--- START OF Material for this task ---

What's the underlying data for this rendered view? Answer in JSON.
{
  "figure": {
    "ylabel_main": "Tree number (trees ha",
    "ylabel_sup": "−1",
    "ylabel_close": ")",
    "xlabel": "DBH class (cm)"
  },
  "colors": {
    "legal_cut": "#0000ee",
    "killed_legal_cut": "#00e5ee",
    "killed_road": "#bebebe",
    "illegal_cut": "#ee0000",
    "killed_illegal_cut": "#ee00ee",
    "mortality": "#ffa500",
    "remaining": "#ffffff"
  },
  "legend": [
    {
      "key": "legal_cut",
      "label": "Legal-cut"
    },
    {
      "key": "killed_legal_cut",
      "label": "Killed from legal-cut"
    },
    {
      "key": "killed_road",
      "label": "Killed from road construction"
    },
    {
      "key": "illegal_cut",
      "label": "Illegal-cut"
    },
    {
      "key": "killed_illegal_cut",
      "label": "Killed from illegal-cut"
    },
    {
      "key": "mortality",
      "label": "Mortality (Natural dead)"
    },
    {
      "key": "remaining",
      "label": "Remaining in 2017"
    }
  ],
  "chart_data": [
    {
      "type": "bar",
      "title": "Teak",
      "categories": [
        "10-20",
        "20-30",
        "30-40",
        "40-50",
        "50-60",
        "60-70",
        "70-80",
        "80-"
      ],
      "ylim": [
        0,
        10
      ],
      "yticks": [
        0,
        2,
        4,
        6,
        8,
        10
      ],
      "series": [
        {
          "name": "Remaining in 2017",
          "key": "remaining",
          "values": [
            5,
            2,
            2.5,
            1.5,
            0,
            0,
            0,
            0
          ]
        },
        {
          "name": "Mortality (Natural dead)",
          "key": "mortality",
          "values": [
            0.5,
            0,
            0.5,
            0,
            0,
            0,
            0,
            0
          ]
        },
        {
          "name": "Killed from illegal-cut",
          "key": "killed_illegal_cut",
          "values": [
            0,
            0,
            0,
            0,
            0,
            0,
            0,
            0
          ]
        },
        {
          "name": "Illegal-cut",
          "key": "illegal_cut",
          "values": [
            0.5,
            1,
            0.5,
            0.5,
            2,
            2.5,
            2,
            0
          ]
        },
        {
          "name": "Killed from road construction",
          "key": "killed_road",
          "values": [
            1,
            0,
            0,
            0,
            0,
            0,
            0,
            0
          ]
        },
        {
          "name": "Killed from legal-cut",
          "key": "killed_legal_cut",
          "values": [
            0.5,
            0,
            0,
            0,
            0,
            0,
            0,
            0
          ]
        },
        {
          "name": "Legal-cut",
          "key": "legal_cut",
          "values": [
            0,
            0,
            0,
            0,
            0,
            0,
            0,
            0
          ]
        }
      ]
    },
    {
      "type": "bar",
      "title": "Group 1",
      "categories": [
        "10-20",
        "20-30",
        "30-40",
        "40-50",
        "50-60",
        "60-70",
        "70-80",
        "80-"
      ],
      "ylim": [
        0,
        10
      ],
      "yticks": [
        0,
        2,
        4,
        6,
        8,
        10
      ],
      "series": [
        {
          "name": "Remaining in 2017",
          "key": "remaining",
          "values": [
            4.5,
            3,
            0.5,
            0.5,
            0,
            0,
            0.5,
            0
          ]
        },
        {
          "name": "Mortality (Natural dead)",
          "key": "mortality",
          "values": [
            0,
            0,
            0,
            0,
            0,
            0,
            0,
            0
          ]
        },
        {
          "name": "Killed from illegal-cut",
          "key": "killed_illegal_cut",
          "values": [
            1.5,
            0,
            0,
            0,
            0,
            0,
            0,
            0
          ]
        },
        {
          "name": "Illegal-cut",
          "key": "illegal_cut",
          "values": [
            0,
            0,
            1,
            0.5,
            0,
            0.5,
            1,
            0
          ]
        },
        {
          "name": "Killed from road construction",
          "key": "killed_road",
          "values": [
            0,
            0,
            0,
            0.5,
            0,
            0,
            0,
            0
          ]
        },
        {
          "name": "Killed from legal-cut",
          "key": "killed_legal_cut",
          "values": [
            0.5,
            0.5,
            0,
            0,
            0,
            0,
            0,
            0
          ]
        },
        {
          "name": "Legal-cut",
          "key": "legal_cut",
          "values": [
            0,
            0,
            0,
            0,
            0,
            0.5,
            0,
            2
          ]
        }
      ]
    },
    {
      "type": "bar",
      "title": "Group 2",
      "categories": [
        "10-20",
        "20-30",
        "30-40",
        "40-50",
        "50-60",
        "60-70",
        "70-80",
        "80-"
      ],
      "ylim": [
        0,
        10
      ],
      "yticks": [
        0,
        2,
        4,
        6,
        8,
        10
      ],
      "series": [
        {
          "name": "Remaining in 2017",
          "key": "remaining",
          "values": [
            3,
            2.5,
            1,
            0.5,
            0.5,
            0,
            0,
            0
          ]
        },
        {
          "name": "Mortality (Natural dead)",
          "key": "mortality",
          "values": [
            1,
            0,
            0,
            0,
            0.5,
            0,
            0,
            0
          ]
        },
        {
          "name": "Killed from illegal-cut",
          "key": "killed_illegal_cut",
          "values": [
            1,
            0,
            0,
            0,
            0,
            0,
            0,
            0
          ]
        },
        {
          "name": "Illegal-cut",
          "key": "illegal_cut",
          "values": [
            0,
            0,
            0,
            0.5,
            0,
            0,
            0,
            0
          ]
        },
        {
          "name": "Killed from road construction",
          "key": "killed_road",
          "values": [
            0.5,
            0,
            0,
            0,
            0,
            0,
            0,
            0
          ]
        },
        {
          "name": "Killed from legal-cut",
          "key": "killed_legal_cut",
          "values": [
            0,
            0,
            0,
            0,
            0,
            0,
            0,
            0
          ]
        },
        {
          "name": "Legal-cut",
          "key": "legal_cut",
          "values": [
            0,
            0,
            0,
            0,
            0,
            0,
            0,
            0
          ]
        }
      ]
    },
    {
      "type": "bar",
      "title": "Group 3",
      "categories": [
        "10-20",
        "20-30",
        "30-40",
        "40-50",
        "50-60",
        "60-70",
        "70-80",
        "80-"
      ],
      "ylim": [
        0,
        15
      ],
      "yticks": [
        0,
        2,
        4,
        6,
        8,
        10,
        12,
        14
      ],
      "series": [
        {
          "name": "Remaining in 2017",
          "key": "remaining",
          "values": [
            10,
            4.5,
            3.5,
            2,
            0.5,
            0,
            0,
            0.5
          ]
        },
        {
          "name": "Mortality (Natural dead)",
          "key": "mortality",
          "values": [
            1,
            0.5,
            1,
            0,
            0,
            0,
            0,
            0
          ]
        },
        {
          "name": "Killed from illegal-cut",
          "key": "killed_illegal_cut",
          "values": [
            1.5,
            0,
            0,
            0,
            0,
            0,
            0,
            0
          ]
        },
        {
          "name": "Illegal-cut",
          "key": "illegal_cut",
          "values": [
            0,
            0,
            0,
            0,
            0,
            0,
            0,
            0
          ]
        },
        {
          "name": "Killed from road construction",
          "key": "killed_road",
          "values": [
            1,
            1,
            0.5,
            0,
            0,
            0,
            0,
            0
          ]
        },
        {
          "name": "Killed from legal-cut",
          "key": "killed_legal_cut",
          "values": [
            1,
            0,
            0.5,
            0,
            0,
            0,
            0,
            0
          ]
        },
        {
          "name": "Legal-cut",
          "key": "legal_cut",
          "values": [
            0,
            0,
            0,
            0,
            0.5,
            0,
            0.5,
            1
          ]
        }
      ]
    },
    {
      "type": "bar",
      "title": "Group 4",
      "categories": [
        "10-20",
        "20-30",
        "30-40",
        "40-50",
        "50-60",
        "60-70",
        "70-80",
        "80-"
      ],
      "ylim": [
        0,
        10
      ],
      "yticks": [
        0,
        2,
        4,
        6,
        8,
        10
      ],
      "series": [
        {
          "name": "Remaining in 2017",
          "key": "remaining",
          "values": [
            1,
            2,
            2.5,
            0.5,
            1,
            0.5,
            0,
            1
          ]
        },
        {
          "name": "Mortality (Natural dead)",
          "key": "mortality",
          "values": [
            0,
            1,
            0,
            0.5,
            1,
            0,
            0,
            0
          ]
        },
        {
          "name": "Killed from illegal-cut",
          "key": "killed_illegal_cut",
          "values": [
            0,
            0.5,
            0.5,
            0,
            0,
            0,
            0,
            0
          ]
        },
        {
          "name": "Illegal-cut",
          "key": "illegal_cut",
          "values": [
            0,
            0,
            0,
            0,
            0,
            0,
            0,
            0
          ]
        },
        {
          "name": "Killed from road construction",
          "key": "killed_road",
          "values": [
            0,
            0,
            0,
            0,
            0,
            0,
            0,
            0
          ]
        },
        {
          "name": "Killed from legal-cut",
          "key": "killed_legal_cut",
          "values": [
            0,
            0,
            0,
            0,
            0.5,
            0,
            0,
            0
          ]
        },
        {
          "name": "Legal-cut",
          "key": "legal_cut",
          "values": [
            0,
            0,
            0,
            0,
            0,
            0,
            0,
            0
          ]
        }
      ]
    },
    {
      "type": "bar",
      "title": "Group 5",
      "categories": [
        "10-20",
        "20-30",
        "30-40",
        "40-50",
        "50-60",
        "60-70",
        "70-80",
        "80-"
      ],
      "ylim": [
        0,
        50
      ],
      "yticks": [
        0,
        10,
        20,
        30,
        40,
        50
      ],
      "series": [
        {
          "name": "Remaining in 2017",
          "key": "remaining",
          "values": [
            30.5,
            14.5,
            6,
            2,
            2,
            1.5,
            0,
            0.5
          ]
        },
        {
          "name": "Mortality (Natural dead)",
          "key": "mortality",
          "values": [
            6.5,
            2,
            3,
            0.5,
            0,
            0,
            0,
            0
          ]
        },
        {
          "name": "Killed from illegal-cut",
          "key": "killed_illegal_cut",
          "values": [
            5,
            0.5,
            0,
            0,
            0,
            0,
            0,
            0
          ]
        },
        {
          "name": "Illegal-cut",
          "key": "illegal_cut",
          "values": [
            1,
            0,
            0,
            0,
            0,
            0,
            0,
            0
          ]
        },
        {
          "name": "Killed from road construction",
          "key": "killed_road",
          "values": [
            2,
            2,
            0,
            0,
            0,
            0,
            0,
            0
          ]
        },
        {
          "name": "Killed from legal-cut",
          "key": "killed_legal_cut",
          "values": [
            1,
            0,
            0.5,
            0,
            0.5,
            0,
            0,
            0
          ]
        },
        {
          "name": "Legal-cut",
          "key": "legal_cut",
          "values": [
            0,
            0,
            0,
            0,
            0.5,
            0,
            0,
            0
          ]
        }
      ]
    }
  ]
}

--- END OF Material for this task ---

Gather each line of the listing that holds the string "title".

■ **Final answer**
      "title": "Teak",
      "title": "Group 1",
      "title": "Group 2",
      "title": "Group 3",
      "title": "Group 4",
      "title": "Group 5",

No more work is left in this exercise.